WHAT YOU SHOULD DO
Output the full listing below exactly as it reads, and skip anything that is a picture.

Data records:
╭──

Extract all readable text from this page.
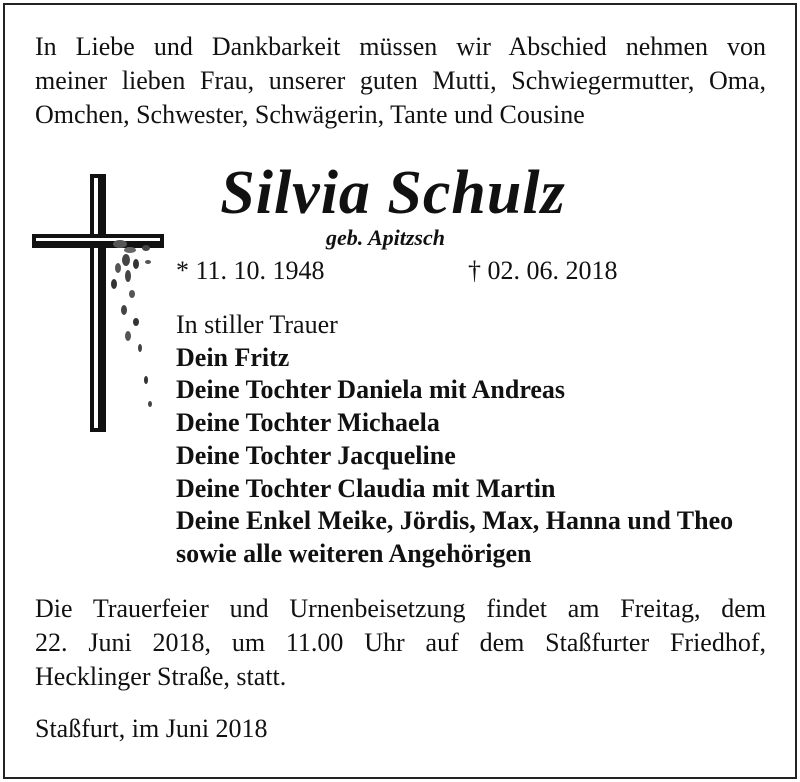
In Liebe und Dankbarkeit müssen wir Abschied nehmen von
meiner lieben Frau, unserer guten Mutti, Schwiegermutter, Oma,
Omchen, Schwester, Schwägerin, Tante und Cousine
Silvia Schulz
geb. Apitzsch
* 11. 10. 1948	† 02. 06. 2018
In stiller Trauer
Dein Fritz
Deine Tochter Daniela mit Andreas
Deine Tochter Michaela
Deine Tochter Jacqueline
Deine Tochter Claudia mit Martin
Deine Enkel Meike, Jördis, Max, Hanna und Theo
sowie alle weiteren Angehörigen
Die Trauerfeier und Urnenbeisetzung findet am Freitag, dem
22. Juni 2018, um 11.00 Uhr auf dem Staßfurter Friedhof,
Hecklinger Straße, statt.
Staßfurt, im Juni 2018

╰──

TASK RESPONSE
Extract all readable text from this page.
In Liebe und Dankbarkeit müssen wir Abschied nehmen von
meiner lieben Frau, unserer guten Mutti, Schwiegermutter, Oma,
Omchen, Schwester, Schwägerin, Tante und Cousine
Silvia Schulz
geb. Apitzsch
* 11. 10. 1948	† 02. 06. 2018
In stiller Trauer
Dein Fritz
Deine Tochter Daniela mit Andreas
Deine Tochter Michaela
Deine Tochter Jacqueline
Deine Tochter Claudia mit Martin
Deine Enkel Meike, Jördis, Max, Hanna und Theo
sowie alle weiteren Angehörigen
Die Trauerfeier und Urnenbeisetzung findet am Freitag, dem
22. Juni 2018, um 11.00 Uhr auf dem Staßfurter Friedhof,
Hecklinger Straße, statt.
Staßfurt, im Juni 2018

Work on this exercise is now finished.